- AIM -
Please find all lines in the data that hold the string "this" and copy them.

- DATA EXCERPTS -
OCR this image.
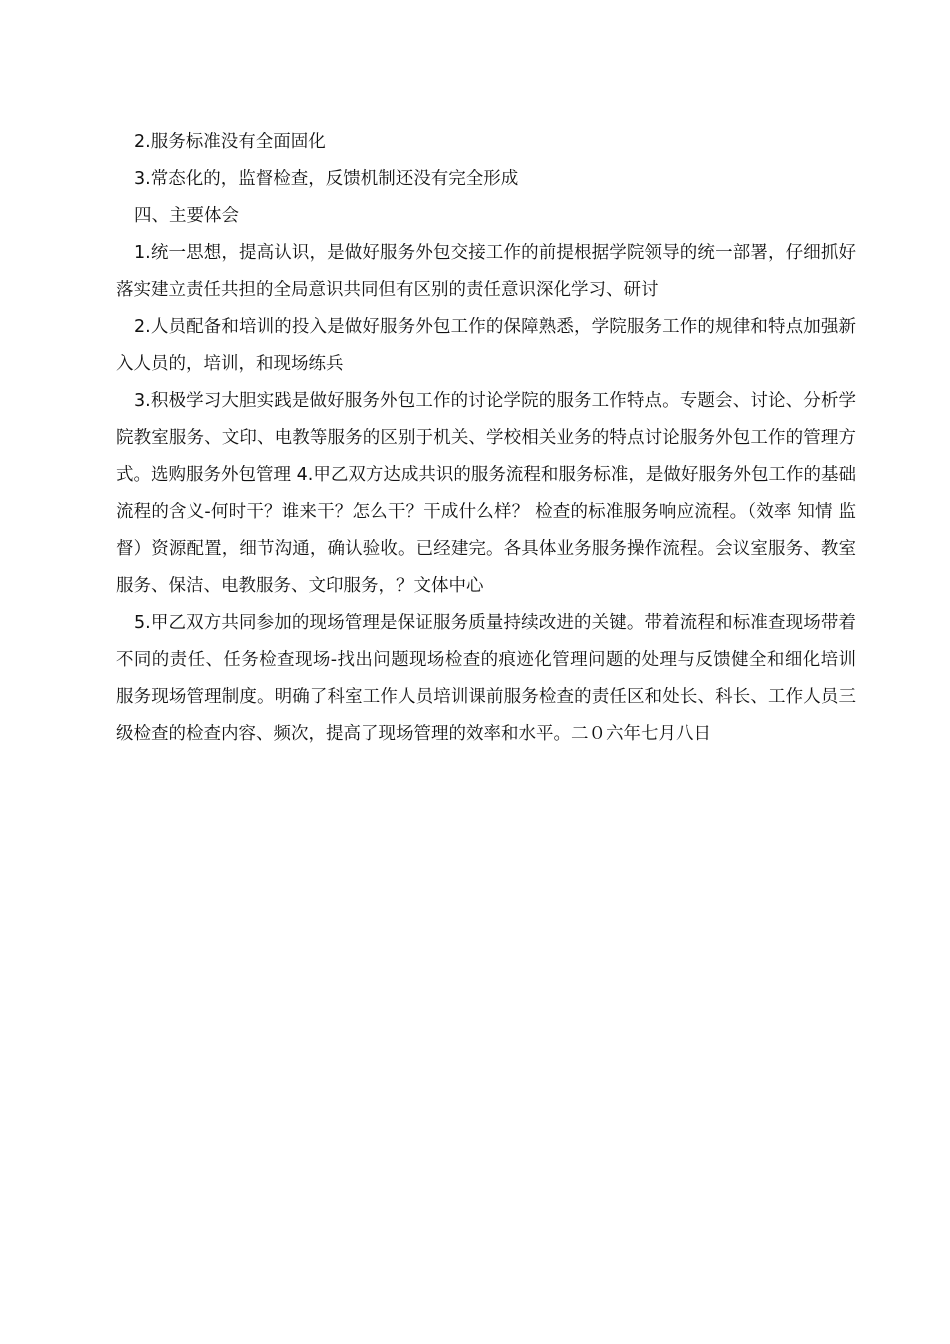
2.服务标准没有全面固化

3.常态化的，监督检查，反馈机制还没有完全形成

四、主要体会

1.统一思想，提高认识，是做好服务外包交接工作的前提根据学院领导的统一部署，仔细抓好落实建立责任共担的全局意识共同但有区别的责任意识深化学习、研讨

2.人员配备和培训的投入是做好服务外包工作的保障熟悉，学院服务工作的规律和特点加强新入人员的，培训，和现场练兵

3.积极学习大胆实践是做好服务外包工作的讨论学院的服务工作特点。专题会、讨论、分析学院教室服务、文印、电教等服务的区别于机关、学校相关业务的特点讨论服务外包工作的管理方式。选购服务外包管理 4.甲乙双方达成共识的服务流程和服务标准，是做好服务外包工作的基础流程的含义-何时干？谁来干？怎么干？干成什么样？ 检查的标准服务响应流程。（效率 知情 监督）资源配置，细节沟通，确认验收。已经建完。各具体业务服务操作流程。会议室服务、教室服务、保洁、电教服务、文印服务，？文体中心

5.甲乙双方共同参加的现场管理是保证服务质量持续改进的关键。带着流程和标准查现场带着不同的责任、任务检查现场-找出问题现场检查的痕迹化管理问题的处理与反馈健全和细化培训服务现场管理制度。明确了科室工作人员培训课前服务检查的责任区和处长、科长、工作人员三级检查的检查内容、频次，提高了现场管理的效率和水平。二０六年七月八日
* * *
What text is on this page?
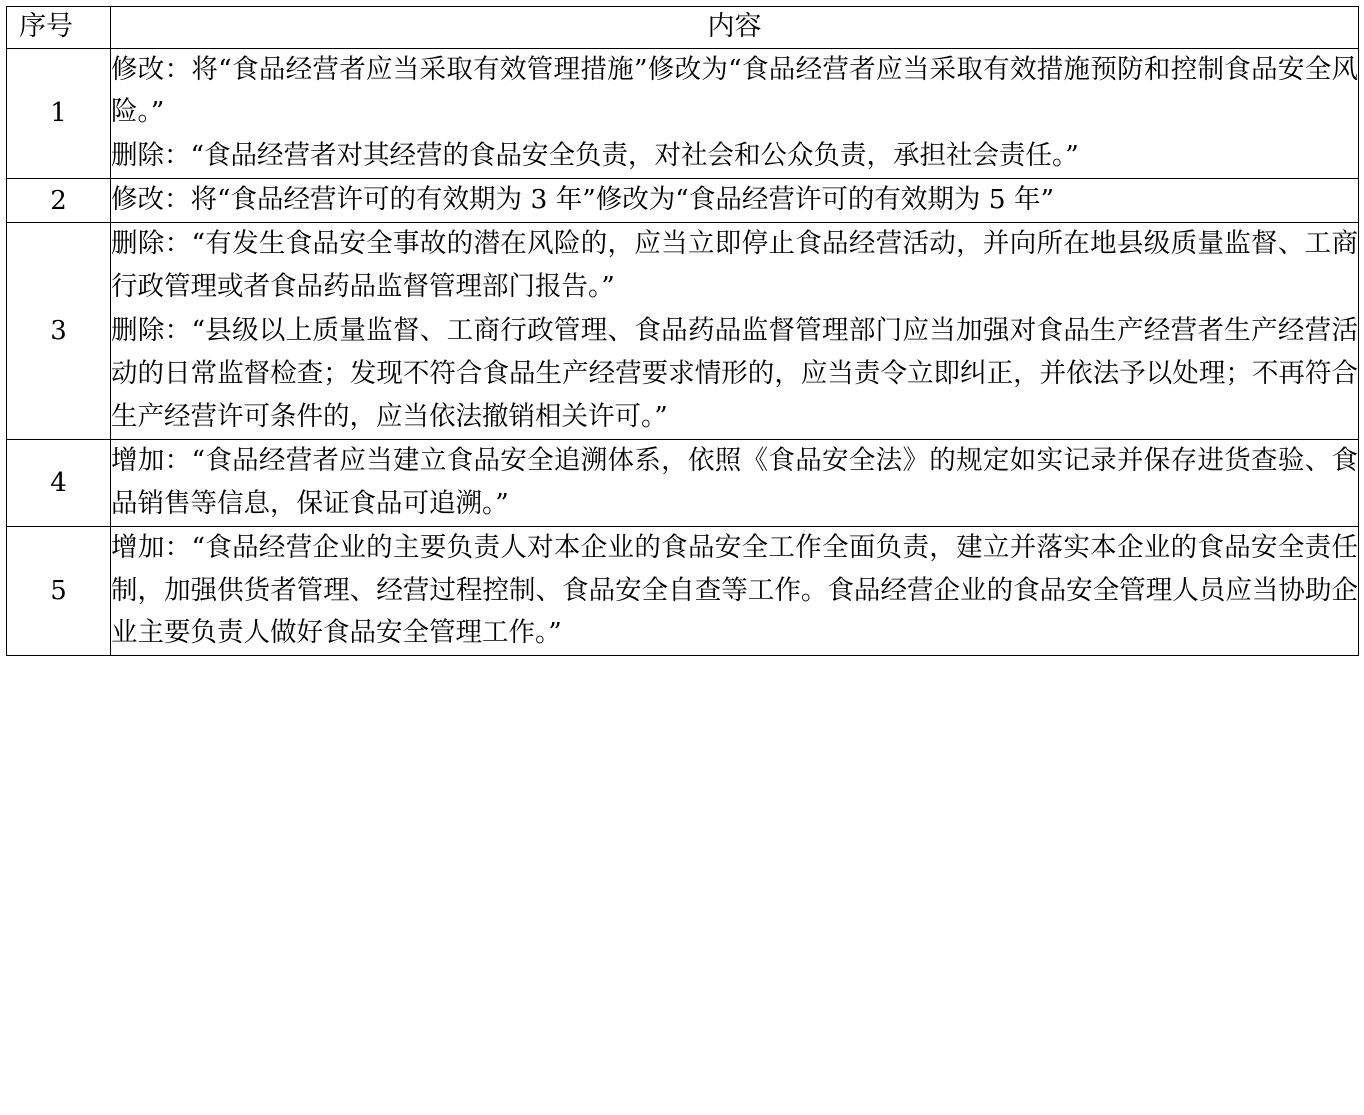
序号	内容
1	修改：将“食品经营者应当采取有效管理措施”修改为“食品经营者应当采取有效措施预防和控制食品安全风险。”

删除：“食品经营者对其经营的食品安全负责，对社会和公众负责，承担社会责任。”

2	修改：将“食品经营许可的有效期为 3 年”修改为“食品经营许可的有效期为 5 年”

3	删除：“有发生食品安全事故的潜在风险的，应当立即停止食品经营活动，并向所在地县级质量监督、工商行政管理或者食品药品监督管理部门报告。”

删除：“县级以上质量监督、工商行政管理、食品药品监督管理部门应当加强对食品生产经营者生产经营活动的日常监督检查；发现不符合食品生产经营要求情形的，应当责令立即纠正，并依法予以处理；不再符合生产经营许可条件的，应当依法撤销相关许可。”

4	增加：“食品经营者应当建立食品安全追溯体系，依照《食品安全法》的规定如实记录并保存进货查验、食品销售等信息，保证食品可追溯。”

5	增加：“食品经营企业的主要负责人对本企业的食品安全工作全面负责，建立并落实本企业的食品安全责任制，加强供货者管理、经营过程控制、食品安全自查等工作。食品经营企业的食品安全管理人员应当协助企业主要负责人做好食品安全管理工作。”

- REPLY -
OCR this image.
What text is on this page?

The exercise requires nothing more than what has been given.